(Task statement)
All of the records below need to be copied exactly.

(Exercise material)
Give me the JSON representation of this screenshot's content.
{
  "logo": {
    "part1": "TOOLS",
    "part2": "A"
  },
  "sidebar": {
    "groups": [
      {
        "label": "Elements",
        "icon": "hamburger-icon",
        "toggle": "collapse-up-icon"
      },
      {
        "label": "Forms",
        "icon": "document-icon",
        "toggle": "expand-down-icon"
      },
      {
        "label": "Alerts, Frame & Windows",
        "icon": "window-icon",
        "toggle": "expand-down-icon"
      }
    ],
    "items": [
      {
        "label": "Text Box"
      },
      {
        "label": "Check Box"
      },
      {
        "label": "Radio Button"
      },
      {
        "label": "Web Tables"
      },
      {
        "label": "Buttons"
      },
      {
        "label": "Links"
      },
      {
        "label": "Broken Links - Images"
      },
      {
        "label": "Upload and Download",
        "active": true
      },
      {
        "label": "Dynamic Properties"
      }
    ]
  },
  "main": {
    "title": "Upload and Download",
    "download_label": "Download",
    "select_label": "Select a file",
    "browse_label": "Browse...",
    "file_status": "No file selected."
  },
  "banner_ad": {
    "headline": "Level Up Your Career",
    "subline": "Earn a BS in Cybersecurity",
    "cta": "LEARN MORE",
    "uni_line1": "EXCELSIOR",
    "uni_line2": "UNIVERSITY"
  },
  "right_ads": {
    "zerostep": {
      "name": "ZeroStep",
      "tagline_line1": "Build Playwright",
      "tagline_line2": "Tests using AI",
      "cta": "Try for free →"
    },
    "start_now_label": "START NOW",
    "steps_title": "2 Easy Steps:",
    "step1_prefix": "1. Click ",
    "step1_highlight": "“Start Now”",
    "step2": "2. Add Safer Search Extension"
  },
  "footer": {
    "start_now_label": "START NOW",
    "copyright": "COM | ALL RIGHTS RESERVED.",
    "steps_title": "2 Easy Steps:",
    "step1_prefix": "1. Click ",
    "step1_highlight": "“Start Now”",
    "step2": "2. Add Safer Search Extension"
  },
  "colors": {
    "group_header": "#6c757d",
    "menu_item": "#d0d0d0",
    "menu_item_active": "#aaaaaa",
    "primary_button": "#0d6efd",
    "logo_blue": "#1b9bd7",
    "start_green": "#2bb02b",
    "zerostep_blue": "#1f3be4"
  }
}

(The output)
Give me the JSON representation of this screenshot's content.
{
  "logo": {
    "part1": "TOOLS",
    "part2": "A"
  },
  "sidebar": {
    "groups": [
      {
        "label": "Elements",
        "icon": "hamburger-icon",
        "toggle": "collapse-up-icon"
      },
      {
        "label": "Forms",
        "icon": "document-icon",
        "toggle": "expand-down-icon"
      },
      {
        "label": "Alerts, Frame & Windows",
        "icon": "window-icon",
        "toggle": "expand-down-icon"
      }
    ],
    "items": [
      {
        "label": "Text Box"
      },
      {
        "label": "Check Box"
      },
      {
        "label": "Radio Button"
      },
      {
        "label": "Web Tables"
      },
      {
        "label": "Buttons"
      },
      {
        "label": "Links"
      },
      {
        "label": "Broken Links - Images"
      },
      {
        "label": "Upload and Download",
        "active": true
      },
      {
        "label": "Dynamic Properties"
      }
    ]
  },
  "main": {
    "title": "Upload and Download",
    "download_label": "Download",
    "select_label": "Select a file",
    "browse_label": "Browse...",
    "file_status": "No file selected."
  },
  "banner_ad": {
    "headline": "Level Up Your Career",
    "subline": "Earn a BS in Cybersecurity",
    "cta": "LEARN MORE",
    "uni_line1": "EXCELSIOR",
    "uni_line2": "UNIVERSITY"
  },
  "right_ads": {
    "zerostep": {
      "name": "ZeroStep",
      "tagline_line1": "Build Playwright",
      "tagline_line2": "Tests using AI",
      "cta": "Try for free →"
    },
    "start_now_label": "START NOW",
    "steps_title": "2 Easy Steps:",
    "step1_prefix": "1. Click ",
    "step1_highlight": "“Start Now”",
    "step2": "2. Add Safer Search Extension"
  },
  "footer": {
    "start_now_label": "START NOW",
    "copyright": "COM | ALL RIGHTS RESERVED.",
    "steps_title": "2 Easy Steps:",
    "step1_prefix": "1. Click ",
    "step1_highlight": "“Start Now”",
    "step2": "2. Add Safer Search Extension"
  },
  "colors": {
    "group_header": "#6c757d",
    "menu_item": "#d0d0d0",
    "menu_item_active": "#aaaaaa",
    "primary_button": "#0d6efd",
    "logo_blue": "#1b9bd7",
    "start_green": "#2bb02b",
    "zerostep_blue": "#1f3be4"
  }
}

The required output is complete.